# EXERCISE PASSAGE
· · ·

Construction and verification of nomograms
Considering clinical characteristics as indispensable factors in predicting patient prognosis15, we created a nomogram for predicting the incidence of 1, 3, and 5 OS based on factors such as RS and clinicopathology (Fig. 6a). And the calibration curve results showed good agreement between predicted OS and actual OS based on the nomogram (Fig. 6b). It further demonstrated the good clinical applicability of our developed signature. Not only that, we also plotted ROC curves for different clinicopathological features, and the results show that the AUC value of the risk score was the highest (Fig. 6c). These results further suggest that the accuracy of the risk model in predicting the prognosis of PCa patients is superior to other clinicopathological features.
Nomogram and calibration curve. (a) Nomogram used to predict overall survival. (b) Calibration curves for 1-year, 3-year, and 5-year OS. (c) Area under the ROC curve for different clinical characteristics.

· · ·

Stored items:
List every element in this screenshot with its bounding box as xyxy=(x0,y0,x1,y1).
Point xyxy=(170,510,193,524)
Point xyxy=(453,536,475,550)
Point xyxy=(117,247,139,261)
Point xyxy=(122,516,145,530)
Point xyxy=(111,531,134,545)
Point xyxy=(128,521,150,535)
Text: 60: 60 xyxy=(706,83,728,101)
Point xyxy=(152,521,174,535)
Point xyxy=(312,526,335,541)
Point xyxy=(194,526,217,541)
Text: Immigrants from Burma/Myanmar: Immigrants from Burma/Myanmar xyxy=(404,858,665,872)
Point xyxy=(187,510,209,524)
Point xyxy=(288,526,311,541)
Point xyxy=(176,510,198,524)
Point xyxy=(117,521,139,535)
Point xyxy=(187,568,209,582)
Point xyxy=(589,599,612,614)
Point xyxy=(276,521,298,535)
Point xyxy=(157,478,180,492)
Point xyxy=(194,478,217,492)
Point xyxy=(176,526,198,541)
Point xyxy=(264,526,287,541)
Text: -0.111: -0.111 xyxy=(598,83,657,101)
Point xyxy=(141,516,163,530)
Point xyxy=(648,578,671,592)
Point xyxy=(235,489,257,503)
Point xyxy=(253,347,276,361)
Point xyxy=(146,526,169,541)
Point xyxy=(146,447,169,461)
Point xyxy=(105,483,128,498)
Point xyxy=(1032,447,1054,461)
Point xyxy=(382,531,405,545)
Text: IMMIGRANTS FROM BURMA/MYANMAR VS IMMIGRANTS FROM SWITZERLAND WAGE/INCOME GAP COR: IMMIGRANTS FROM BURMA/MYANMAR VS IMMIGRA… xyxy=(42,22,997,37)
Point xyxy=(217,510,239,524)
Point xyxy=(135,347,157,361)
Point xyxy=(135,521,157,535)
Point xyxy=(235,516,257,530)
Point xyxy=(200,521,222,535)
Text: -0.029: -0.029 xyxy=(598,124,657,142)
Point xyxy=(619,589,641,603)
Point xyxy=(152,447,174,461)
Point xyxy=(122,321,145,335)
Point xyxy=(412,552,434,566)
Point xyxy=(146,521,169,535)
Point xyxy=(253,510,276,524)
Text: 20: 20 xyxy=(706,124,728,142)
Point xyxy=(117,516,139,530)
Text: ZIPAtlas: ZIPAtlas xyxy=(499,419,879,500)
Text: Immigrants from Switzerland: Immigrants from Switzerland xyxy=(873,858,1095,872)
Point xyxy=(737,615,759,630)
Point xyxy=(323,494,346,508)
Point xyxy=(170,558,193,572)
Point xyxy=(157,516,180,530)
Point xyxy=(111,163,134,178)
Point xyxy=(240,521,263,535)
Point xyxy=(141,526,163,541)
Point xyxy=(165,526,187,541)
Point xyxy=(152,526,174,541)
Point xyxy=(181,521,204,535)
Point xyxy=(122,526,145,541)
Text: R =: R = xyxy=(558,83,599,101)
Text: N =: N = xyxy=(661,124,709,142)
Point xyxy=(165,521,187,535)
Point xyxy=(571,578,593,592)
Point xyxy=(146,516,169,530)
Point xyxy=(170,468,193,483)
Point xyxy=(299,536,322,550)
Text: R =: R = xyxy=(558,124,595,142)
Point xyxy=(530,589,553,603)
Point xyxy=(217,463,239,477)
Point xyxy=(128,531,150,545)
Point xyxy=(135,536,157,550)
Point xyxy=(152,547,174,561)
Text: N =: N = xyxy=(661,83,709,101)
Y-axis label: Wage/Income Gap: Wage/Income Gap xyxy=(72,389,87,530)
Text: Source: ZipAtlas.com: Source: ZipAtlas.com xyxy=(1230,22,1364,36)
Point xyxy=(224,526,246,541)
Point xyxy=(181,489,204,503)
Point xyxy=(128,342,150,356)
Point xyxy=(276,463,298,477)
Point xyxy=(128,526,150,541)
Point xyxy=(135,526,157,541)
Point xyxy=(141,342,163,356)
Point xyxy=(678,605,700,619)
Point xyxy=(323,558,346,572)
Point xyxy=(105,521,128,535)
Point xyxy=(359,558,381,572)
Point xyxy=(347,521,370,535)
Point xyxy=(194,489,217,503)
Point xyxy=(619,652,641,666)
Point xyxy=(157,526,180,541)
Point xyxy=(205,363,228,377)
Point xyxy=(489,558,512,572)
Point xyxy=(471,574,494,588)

· · ·

# TASK DESCRIPTION
Can you continue the passage on building and checking nomograms for prostate cancer prognosis, picking up after its final sentence?

# OUTPUT OF THE EXERCISE
Functional enrichment analysis of disulfidptosis-related genes
To further understand the potential biological functions of disulfidptosis-related genes and their mechanisms, we performed GSEA-KEGG functional enrichment analysis of differential genes based on risk subgroups. The results are shown in Fig. 7 and were found to be mainly enriched in tumor-related and immune-related pathways: pancreatic cancer, pathways in cancer, primary immunodeficiency, rig i-like receptor (RLR) signaling pathway, t cell receptor signaling pathway, and Wnt signaling pathway. The RLR signaling pathway is a key signaling pathway in the intrinsic immune system for the clearance of RNA viruses and also plays an important role in tumor control by regulating NO concentration and metabolism16. The Wnt signaling pathway can mediate immunosuppression and promote the proliferation of PCa cells17,18. As a result, we attempted to perform an immune-related analysis based on the risk signature.
GSEA-KEGG enrichment analysis results.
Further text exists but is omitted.